-- TASK TO COMPLETE --
Which lines have the string "Control"? Copy all of them from the entries below.

-- GIVEN RECORDS --
--*--

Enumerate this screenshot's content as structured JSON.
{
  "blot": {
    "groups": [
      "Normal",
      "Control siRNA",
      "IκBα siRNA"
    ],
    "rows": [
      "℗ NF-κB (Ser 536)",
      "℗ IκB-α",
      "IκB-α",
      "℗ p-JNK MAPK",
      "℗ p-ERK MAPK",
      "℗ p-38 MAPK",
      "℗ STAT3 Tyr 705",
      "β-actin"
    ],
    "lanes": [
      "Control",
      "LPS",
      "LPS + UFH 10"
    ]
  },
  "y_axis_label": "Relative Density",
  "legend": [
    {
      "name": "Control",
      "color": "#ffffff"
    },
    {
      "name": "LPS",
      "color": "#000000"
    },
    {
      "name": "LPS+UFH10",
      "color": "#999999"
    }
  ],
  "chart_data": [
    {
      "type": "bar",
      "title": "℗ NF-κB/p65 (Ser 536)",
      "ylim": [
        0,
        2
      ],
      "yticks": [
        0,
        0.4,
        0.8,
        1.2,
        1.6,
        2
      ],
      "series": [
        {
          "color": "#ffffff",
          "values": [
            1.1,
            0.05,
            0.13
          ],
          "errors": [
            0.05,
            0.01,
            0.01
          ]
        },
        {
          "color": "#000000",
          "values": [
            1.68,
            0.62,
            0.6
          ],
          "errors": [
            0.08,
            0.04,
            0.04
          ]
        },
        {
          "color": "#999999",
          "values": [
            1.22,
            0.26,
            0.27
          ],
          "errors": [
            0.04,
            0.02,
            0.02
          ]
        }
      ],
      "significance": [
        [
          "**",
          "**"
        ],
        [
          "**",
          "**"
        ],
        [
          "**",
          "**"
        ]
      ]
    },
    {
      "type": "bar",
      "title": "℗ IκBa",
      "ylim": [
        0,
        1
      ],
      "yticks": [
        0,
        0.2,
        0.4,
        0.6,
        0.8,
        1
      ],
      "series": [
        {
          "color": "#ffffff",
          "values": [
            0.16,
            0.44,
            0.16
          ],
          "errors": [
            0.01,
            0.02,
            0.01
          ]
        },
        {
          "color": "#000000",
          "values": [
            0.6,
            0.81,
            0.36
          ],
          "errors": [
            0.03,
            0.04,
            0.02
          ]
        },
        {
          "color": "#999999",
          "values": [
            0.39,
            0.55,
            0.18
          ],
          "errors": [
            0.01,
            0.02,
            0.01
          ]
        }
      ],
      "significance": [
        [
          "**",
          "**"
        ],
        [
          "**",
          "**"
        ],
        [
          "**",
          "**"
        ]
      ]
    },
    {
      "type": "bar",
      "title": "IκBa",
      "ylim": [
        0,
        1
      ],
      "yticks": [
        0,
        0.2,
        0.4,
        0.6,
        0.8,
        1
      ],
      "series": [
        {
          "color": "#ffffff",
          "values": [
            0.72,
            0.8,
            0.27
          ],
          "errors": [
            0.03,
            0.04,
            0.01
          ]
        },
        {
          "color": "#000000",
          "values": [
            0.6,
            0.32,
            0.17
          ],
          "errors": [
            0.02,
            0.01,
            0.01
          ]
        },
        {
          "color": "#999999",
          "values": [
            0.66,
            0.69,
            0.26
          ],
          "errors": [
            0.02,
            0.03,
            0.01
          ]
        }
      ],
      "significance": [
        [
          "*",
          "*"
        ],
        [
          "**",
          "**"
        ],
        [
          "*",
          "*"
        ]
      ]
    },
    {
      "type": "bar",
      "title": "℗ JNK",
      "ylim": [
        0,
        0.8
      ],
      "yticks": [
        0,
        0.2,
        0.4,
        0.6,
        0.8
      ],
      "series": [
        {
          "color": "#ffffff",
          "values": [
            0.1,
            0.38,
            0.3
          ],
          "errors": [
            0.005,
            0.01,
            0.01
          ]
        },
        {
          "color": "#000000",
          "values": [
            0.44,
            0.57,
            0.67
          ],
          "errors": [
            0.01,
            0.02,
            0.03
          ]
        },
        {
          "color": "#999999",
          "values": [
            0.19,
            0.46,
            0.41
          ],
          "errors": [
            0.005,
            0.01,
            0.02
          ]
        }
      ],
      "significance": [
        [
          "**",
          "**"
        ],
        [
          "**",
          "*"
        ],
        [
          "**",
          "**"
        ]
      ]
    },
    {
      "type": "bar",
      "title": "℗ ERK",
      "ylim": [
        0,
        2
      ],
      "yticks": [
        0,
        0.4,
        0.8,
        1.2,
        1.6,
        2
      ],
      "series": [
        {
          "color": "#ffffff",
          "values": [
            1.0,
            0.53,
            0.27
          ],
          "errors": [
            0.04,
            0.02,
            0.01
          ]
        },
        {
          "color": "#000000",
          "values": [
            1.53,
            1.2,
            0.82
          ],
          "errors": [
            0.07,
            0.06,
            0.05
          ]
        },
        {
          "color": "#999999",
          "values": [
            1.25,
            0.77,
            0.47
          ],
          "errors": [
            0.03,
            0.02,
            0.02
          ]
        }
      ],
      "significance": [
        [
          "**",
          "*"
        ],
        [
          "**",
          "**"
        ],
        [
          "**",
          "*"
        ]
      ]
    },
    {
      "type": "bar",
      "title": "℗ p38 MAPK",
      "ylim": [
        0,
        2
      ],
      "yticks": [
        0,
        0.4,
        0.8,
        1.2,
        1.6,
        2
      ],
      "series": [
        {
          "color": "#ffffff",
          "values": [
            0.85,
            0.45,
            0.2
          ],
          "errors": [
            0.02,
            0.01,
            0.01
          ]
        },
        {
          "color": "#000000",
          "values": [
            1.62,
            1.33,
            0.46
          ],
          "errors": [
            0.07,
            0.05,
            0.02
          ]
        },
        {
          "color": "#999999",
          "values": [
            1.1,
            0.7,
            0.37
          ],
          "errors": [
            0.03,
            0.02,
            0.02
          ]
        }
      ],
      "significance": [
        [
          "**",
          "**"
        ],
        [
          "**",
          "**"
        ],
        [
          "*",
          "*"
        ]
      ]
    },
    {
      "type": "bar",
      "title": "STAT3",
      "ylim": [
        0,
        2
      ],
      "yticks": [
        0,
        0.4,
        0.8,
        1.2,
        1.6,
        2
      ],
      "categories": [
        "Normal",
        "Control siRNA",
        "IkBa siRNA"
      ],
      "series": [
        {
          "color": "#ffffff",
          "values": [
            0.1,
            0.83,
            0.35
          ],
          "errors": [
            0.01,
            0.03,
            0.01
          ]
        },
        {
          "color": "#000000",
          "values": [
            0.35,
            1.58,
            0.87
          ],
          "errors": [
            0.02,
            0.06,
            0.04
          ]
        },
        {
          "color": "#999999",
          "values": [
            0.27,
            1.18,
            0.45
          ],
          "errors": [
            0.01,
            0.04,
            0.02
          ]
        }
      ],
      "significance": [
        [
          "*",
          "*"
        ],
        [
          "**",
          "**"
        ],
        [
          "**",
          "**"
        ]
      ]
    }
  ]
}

--*--

-- RESULT BELOW --
      "Control siRNA",
      "Control",
      "name": "Control",
        "Control siRNA",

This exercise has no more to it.